:: EXERCISE INPUT

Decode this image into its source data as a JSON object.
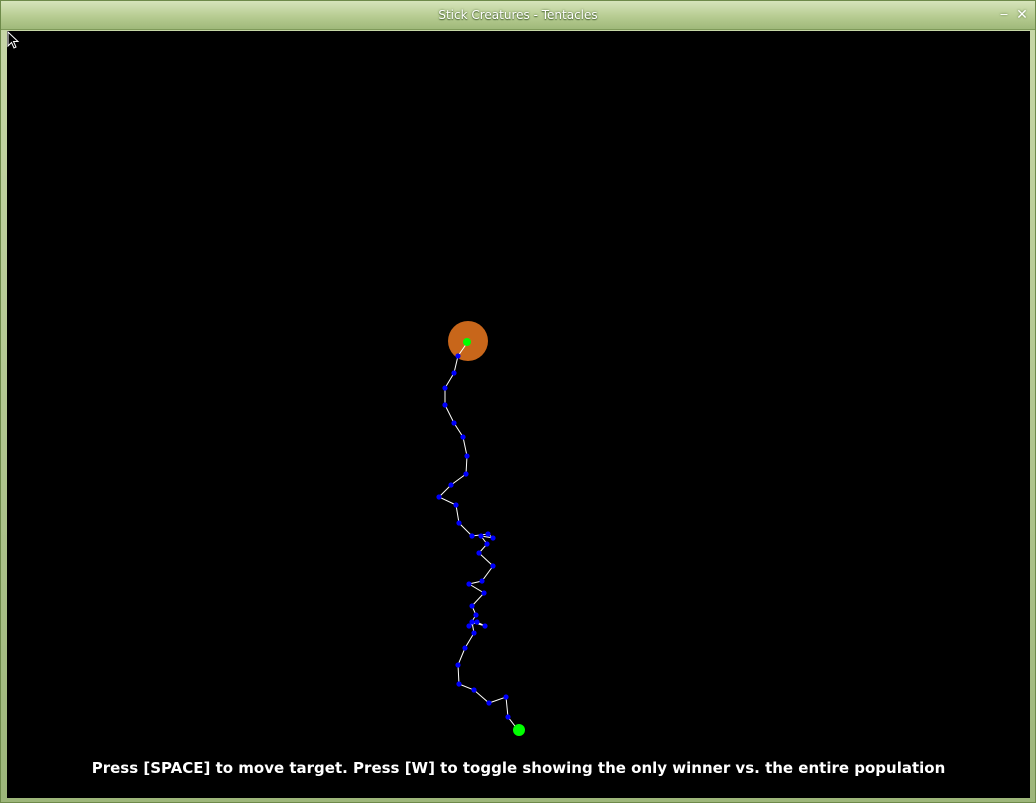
{
  "window": {
    "title": "Stick Creatures - Tentacles",
    "minimize_glyph": "‒",
    "close_glyph": "✕"
  },
  "scene": {
    "background_color": "#000000",
    "target_color": "#c8661a",
    "joint_color": "#0000ff",
    "segment_color": "#ffffff",
    "endpoint_color": "#00ff00",
    "hint_text": "Press [SPACE] to move target.  Press [W] to toggle showing the only winner vs. the entire population"
  }
}
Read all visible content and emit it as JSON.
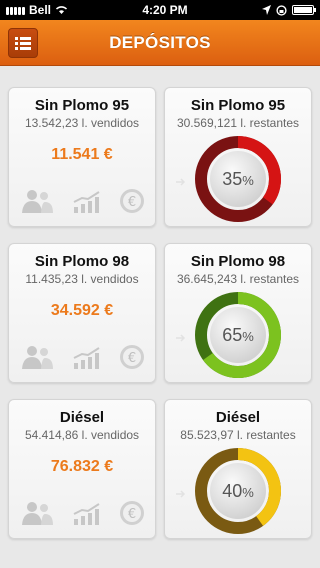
{
  "status_bar": {
    "carrier": "Bell",
    "time": "4:20 PM"
  },
  "nav": {
    "title": "DEPÓSITOS",
    "menu_icon": "list-icon"
  },
  "colors": {
    "accent": "#ec7a1c",
    "nav_top": "#f2861e",
    "nav_bottom": "#dc5f10"
  },
  "sales": [
    {
      "fuel": "Sin Plomo 95",
      "volume_text": "13.542,23 l. vendidos",
      "amount": "11.541 €"
    },
    {
      "fuel": "Sin Plomo 98",
      "volume_text": "11.435,23 l. vendidos",
      "amount": "34.592 €"
    },
    {
      "fuel": "Diésel",
      "volume_text": "54.414,86 l. vendidos",
      "amount": "76.832 €"
    }
  ],
  "tanks": [
    {
      "fuel": "Sin Plomo 95",
      "remaining_text": "30.569,121 l. restantes",
      "percent": 35,
      "percent_text": "35",
      "color": "#d51414",
      "track_color": "#7a1212"
    },
    {
      "fuel": "Sin Plomo 98",
      "remaining_text": "36.645,243 l. restantes",
      "percent": 65,
      "percent_text": "65",
      "color": "#7cc21f",
      "track_color": "#3f7212"
    },
    {
      "fuel": "Diésel",
      "remaining_text": "85.523,97 l. restantes",
      "percent": 40,
      "percent_text": "40",
      "color": "#f3c312",
      "track_color": "#7a5a12"
    }
  ],
  "percent_unit": "%"
}
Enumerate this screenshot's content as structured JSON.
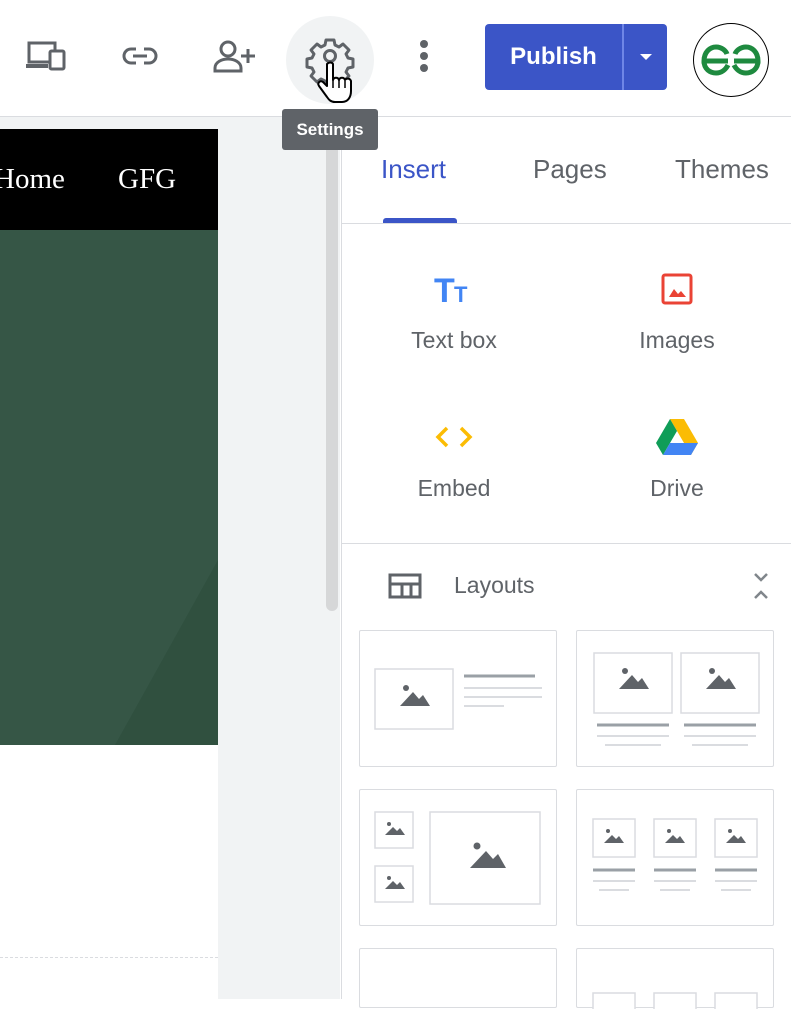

::::

_WHAT TO WORK ON_.
Leave out the pictures and print every line of the data exactly.

_WRITTEN ANSWER_.
Decode this image into its source data as a JSON object.
{
  "window": {
    "title": "Stick Creatures - Tentacles",
    "minimize_glyph": "‒",
    "close_glyph": "✕"
  },
  "scene": {
    "background_color": "#000000",
    "target_color": "#c8661a",
    "joint_color": "#0000ff",
    "segment_color": "#ffffff",
    "endpoint_color": "#00ff00",
    "hint_text": "Press [SPACE] to move target.  Press [W] to toggle showing the only winner vs. the entire population"
  }
}
Read all visible content and emit it as JSON.
{
  "status_bar": {
    "carrier": "Bell",
    "time": "4:20 PM"
  },
  "nav": {
    "title": "DEPÓSITOS",
    "menu_icon": "list-icon"
  },
  "colors": {
    "accent": "#ec7a1c",
    "nav_top": "#f2861e",
    "nav_bottom": "#dc5f10"
  },
  "sales": [
    {
      "fuel": "Sin Plomo 95",
      "volume_text": "13.542,23 l. vendidos",
      "amount": "11.541 €"
    },
    {
      "fuel": "Sin Plomo 98",
      "volume_text": "11.435,23 l. vendidos",
      "amount": "34.592 €"
    },
    {
      "fuel": "Diésel",
      "volume_text": "54.414,86 l. vendidos",
      "amount": "76.832 €"
    }
  ],
  "tanks": [
    {
      "fuel": "Sin Plomo 95",
      "remaining_text": "30.569,121 l. restantes",
      "percent": 35,
      "percent_text": "35",
      "color": "#d51414",
      "track_color": "#7a1212"
    },
    {
      "fuel": "Sin Plomo 98",
      "remaining_text": "36.645,243 l. restantes",
      "percent": 65,
      "percent_text": "65",
      "color": "#7cc21f",
      "track_color": "#3f7212"
    },
    {
      "fuel": "Diésel",
      "remaining_text": "85.523,97 l. restantes",
      "percent": 40,
      "percent_text": "40",
      "color": "#f3c312",
      "track_color": "#7a5a12"
    }
  ],
  "percent_unit": "%"
}
Enumerate this screenshot's content as structured JSON.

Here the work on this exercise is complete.